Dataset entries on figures

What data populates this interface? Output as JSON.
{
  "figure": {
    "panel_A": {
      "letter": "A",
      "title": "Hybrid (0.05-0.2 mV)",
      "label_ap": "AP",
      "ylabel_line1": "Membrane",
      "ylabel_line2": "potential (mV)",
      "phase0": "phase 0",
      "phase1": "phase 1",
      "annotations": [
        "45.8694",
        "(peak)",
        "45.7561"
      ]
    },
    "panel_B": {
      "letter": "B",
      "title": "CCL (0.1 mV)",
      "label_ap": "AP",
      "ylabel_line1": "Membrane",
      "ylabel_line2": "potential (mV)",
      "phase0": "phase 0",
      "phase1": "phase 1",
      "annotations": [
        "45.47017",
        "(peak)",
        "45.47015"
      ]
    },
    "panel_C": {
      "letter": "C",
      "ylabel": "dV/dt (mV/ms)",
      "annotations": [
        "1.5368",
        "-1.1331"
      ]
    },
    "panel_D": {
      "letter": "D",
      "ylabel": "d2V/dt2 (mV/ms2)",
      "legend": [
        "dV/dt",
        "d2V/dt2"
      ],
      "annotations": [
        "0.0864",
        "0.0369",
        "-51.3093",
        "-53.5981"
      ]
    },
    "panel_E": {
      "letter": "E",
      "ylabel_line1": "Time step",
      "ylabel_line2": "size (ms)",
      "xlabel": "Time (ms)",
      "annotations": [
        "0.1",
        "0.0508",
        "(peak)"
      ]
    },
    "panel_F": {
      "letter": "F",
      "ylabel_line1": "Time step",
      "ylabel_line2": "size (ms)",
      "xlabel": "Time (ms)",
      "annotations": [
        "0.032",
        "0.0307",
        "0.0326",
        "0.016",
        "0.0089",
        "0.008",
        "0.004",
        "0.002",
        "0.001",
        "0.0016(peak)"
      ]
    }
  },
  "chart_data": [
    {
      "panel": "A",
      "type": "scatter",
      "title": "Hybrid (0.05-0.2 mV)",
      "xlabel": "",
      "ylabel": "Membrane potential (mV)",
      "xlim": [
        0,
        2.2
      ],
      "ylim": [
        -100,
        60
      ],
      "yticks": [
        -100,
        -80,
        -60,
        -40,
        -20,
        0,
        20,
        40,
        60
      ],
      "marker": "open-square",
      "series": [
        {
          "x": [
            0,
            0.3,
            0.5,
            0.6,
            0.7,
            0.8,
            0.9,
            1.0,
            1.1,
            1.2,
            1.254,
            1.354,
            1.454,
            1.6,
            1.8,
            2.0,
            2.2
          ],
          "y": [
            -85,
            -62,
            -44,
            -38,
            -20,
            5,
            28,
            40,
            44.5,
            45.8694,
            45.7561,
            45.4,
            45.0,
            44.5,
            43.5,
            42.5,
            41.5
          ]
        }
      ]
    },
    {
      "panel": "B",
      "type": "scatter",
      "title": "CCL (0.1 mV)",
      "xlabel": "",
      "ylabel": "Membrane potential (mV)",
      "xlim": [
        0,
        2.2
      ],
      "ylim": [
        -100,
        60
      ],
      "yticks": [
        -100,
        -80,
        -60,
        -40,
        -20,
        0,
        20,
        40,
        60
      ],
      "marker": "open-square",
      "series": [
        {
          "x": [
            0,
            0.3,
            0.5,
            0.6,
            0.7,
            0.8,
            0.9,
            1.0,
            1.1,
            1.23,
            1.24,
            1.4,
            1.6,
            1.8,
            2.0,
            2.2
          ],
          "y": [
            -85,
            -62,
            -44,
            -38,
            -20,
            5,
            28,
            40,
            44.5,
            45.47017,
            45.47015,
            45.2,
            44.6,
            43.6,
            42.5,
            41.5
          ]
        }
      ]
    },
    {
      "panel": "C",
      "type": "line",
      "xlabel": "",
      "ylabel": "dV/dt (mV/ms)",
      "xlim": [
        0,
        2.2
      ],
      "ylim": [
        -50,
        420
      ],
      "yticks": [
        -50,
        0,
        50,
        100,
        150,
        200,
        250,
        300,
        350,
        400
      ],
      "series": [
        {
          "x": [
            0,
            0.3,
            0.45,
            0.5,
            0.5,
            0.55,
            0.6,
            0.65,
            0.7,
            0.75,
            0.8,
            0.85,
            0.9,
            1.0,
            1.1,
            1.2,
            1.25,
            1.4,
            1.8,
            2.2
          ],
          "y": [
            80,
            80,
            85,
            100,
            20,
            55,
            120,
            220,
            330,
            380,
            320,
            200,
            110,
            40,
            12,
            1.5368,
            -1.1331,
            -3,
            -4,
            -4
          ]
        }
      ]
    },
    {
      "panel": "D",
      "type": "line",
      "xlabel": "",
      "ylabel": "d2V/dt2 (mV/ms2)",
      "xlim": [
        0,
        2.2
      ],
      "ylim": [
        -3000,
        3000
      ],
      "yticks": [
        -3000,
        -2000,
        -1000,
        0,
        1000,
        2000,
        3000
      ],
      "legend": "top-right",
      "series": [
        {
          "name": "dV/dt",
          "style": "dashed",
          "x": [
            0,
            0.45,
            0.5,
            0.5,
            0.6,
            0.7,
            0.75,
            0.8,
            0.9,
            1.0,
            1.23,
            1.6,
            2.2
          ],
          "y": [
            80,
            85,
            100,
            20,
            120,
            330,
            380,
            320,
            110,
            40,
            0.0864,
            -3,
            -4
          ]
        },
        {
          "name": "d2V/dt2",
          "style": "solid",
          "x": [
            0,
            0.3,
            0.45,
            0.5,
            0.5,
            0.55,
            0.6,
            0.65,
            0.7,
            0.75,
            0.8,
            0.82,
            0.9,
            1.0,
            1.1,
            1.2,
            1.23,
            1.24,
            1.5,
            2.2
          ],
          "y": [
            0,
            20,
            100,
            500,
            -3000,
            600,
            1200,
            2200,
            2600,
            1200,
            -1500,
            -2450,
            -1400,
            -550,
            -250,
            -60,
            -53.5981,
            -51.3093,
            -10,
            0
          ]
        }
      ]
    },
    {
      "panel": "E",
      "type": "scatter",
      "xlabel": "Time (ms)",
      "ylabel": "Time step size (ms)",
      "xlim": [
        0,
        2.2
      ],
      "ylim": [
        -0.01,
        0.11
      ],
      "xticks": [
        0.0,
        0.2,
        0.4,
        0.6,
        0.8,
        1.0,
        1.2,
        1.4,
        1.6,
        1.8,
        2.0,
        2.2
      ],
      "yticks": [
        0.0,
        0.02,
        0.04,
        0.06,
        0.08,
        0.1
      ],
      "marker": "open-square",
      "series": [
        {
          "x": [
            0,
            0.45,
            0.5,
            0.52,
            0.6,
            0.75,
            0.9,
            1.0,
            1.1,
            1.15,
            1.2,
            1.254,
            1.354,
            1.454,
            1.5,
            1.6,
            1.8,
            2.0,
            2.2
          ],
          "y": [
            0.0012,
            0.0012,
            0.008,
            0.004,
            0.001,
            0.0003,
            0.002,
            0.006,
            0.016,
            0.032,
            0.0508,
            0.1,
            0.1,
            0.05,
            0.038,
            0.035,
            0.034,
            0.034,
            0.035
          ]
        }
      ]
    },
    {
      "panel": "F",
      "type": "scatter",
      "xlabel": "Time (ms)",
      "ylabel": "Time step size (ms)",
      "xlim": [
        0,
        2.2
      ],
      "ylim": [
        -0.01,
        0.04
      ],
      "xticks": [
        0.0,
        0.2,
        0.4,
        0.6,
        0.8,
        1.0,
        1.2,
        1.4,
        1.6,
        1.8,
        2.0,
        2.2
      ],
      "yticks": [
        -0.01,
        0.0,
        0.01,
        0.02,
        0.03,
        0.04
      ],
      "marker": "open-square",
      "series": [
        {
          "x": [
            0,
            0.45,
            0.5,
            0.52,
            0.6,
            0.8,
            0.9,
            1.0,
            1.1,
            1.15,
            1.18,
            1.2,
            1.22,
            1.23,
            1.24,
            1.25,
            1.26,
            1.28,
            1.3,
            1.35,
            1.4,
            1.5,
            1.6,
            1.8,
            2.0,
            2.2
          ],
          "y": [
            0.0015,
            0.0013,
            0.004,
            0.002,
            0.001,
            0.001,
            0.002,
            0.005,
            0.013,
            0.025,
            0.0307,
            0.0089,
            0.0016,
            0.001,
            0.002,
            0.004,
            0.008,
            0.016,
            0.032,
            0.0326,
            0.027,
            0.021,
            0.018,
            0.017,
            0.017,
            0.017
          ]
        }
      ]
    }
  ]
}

Task directions: Among the lines of the data, identify those with the word "letter". Copy each of them.

Answer to the exercise:
      "letter": "A",
      "letter": "B",
      "letter": "C",
      "letter": "D",
      "letter": "E",
      "letter": "F",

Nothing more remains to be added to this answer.